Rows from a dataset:
● ● ●

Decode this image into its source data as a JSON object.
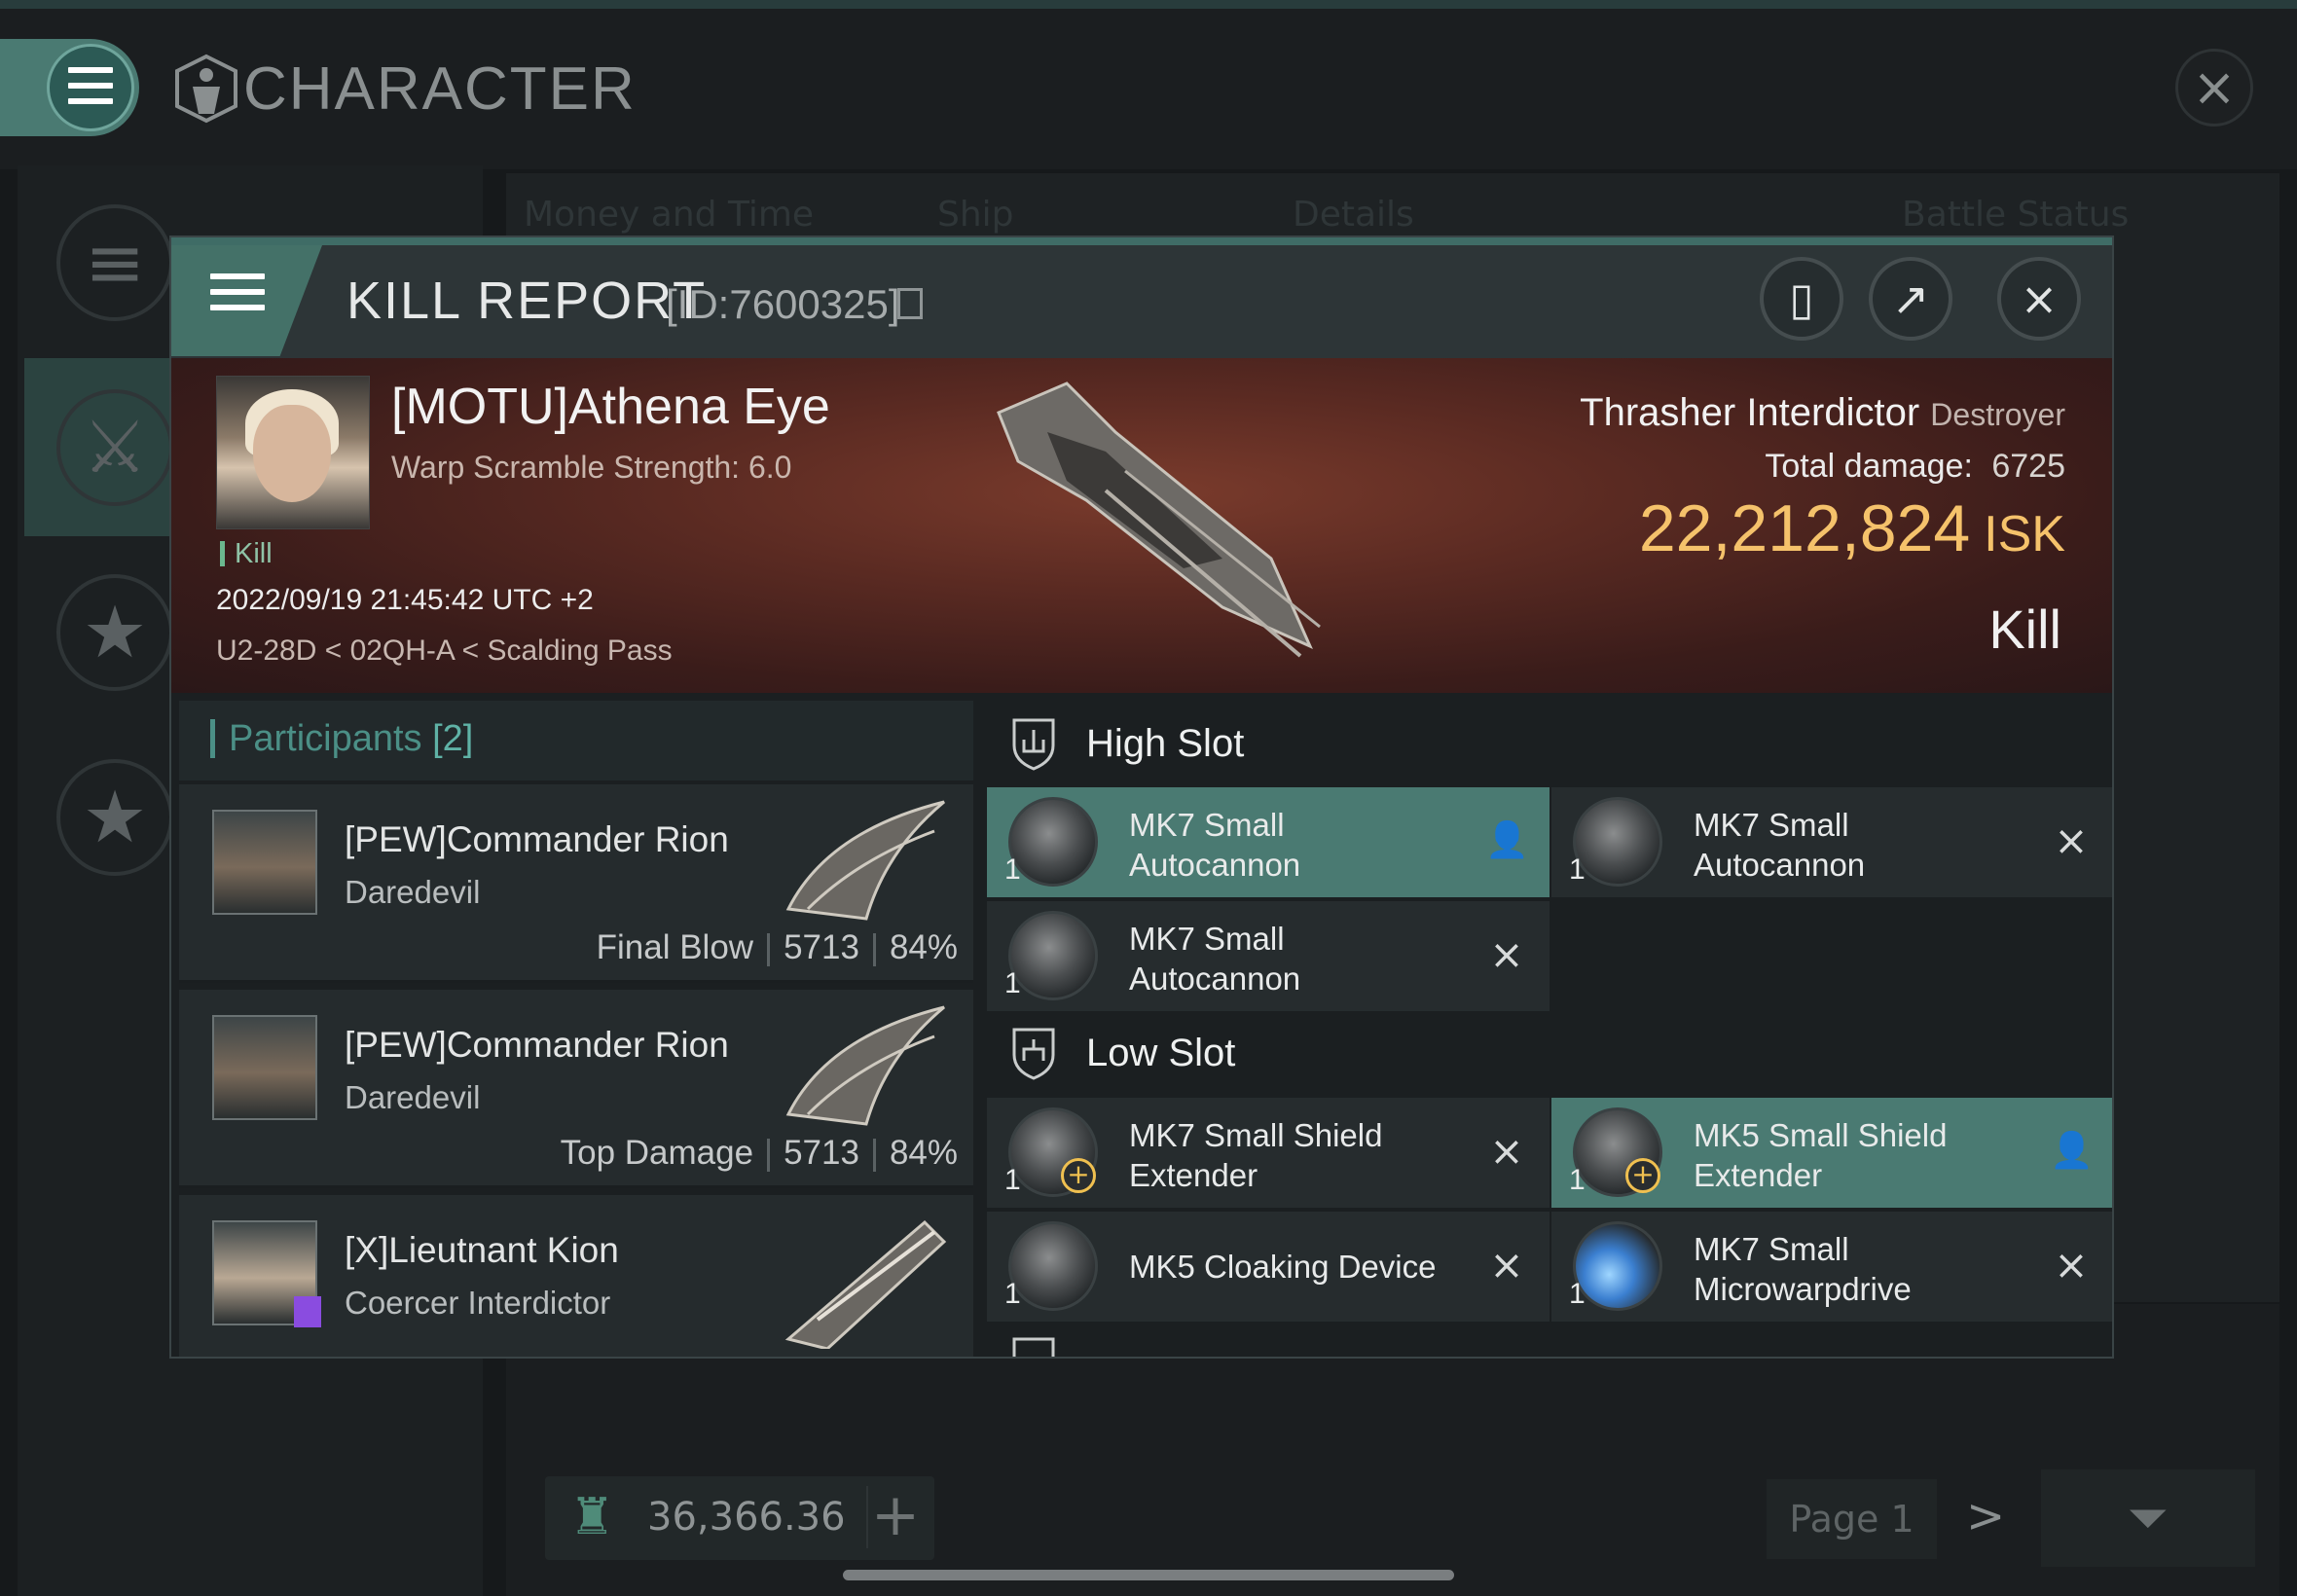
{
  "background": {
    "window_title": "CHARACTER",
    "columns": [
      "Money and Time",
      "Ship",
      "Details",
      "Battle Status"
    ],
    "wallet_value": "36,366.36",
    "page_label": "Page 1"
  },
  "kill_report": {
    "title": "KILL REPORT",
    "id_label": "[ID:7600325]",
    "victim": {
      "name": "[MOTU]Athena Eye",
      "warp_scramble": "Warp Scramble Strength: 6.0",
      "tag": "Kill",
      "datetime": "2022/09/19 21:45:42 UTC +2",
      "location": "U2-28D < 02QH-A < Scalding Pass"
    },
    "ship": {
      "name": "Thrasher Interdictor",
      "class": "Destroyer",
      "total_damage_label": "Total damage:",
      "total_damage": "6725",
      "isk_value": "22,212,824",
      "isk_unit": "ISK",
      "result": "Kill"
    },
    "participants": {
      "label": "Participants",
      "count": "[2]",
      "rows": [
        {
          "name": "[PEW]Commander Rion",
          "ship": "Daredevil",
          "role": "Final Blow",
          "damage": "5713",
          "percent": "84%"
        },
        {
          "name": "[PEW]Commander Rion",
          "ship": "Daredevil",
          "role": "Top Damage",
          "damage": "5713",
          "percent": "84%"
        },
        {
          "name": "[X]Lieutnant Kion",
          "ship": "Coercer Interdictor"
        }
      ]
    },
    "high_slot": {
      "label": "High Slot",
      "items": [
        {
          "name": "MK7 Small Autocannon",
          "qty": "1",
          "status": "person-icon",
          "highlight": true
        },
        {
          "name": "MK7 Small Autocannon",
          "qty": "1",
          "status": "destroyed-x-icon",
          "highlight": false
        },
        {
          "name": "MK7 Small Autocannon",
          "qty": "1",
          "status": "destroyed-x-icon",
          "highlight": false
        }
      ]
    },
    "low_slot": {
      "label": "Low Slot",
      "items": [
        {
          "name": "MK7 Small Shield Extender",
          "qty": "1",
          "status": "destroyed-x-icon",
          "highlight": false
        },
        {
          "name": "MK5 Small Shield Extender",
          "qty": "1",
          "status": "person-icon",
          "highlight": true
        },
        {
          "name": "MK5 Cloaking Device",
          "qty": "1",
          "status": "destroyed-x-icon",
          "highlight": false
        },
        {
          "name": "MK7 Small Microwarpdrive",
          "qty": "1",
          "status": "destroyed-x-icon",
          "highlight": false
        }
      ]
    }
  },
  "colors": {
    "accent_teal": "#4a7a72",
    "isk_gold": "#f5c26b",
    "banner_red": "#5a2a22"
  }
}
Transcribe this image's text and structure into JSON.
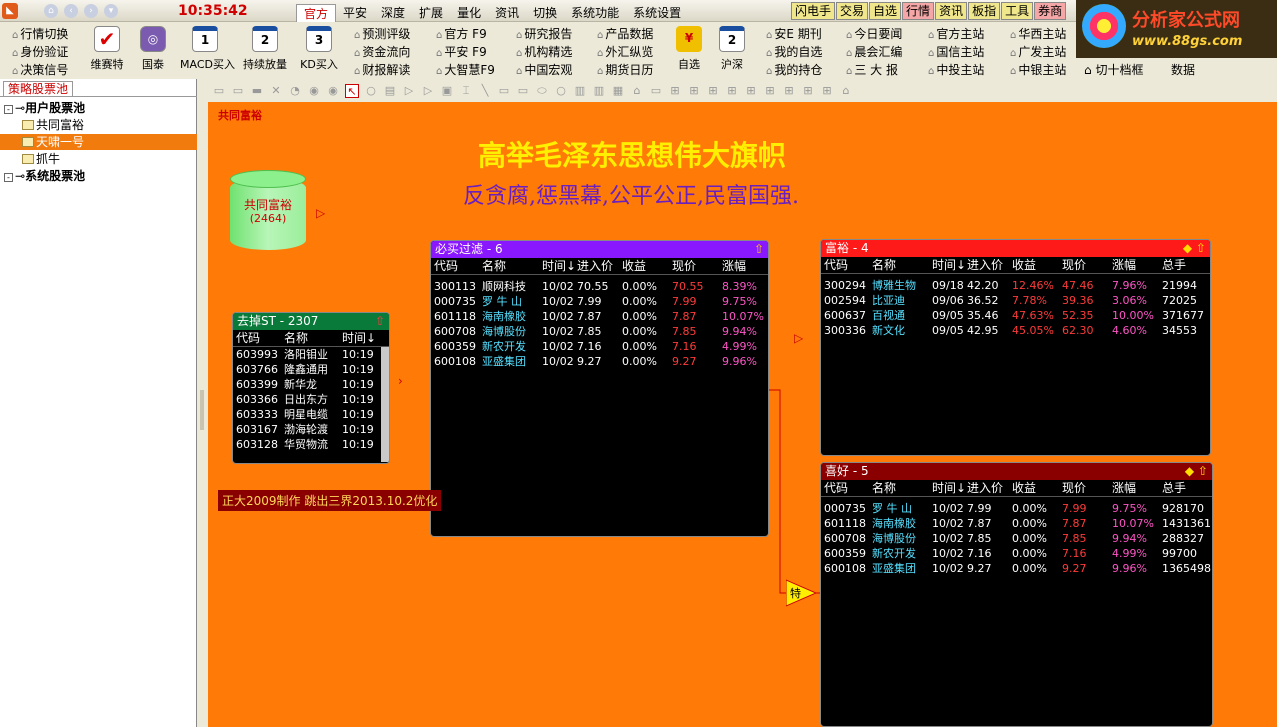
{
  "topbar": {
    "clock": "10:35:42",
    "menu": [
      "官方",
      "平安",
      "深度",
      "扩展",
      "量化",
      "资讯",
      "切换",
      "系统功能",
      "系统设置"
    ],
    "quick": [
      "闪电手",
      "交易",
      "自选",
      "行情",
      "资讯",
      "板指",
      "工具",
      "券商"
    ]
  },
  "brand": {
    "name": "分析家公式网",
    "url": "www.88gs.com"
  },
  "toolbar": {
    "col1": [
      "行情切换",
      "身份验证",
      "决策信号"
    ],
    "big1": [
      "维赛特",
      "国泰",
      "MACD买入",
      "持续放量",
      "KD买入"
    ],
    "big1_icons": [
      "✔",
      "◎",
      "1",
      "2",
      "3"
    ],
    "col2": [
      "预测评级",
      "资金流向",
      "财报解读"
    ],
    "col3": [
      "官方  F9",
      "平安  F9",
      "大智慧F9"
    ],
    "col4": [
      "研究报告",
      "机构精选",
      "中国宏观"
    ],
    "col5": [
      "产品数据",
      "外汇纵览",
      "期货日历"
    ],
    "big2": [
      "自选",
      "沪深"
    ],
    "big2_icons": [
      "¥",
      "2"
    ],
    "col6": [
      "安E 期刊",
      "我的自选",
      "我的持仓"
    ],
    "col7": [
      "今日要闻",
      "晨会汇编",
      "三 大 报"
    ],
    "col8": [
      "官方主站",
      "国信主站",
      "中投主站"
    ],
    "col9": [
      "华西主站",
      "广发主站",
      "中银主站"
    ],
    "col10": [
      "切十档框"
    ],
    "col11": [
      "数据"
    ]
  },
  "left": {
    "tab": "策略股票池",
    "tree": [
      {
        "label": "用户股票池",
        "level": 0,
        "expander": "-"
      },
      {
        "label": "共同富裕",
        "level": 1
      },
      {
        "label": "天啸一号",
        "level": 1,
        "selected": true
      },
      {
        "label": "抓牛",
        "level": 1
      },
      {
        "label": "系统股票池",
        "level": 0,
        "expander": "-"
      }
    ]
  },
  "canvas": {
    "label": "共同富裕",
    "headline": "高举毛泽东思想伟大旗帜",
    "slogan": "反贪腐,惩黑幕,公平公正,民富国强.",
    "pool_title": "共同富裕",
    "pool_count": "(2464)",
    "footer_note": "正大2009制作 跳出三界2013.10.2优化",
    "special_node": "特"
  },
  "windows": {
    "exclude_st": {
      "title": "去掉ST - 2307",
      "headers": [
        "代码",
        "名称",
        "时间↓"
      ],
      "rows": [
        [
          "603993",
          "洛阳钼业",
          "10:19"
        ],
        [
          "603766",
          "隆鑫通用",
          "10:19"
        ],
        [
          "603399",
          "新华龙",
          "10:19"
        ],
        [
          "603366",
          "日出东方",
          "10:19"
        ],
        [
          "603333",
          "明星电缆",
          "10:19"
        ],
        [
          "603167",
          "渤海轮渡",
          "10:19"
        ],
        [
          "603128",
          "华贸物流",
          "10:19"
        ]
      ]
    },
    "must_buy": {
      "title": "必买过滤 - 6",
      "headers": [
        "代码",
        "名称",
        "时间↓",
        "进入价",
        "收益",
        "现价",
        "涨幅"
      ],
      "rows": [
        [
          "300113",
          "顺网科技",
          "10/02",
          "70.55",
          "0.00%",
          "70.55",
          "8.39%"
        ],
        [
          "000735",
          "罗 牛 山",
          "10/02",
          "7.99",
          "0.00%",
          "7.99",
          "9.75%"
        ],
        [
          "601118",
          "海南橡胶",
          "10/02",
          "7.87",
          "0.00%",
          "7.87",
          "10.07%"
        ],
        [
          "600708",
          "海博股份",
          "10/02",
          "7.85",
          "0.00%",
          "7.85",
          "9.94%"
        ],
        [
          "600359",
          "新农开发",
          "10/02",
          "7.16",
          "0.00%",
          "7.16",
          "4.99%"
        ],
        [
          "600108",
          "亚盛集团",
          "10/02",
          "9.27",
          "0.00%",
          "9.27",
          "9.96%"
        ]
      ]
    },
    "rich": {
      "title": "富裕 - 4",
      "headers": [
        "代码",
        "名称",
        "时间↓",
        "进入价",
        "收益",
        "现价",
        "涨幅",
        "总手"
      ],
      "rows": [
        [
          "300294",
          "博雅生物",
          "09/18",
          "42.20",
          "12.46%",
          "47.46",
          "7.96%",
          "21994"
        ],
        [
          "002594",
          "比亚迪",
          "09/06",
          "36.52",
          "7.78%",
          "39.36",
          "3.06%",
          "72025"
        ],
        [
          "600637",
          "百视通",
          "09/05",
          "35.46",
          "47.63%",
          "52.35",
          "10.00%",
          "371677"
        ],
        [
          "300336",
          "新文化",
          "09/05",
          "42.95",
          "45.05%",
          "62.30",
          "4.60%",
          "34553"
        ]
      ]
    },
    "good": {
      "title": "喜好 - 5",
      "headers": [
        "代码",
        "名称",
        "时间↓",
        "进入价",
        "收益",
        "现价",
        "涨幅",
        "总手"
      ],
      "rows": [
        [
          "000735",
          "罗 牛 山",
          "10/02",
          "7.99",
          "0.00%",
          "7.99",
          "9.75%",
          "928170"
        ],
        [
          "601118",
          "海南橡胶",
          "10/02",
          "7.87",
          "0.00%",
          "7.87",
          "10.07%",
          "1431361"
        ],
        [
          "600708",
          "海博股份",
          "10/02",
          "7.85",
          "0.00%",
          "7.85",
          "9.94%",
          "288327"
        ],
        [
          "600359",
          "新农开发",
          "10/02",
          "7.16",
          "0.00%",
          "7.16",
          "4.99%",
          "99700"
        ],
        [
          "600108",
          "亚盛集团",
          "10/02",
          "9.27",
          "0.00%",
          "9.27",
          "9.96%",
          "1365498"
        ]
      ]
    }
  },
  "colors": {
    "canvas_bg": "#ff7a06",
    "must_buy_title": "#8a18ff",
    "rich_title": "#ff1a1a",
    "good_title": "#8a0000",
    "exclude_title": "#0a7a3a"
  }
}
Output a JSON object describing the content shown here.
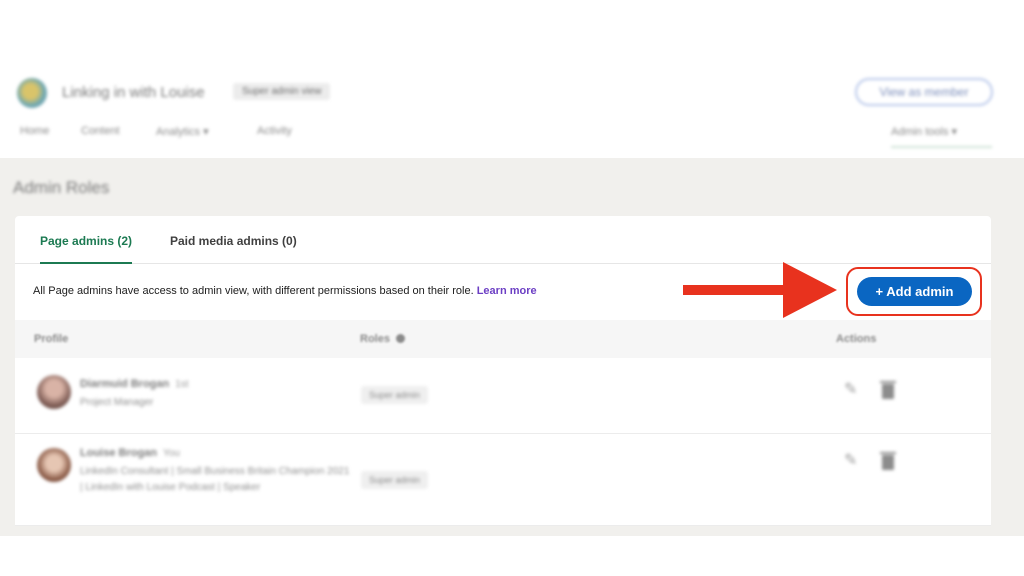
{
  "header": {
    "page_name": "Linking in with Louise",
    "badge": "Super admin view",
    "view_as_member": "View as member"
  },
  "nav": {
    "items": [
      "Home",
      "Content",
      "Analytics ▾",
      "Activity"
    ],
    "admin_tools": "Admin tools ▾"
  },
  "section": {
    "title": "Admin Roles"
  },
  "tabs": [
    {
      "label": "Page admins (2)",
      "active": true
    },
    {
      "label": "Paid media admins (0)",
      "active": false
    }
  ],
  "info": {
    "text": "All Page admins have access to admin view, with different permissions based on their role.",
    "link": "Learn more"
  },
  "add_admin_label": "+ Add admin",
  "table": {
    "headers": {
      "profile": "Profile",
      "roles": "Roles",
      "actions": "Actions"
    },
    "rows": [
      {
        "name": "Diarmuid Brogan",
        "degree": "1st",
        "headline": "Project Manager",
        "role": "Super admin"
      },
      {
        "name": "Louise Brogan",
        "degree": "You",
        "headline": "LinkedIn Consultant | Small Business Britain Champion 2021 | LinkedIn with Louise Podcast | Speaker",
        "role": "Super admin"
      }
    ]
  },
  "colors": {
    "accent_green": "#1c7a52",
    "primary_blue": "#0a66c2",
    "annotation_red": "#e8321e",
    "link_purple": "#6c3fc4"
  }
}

● ● ●

> **Exercise prompt**: Look through the entries above for the word "admins". Copy every line where it shows up.

> **Result**:
      "label": "Page admins (2)",
      "label": "Paid media admins (0)",
    "text": "All Page admins have access to admin view, with different permissions based on their role.",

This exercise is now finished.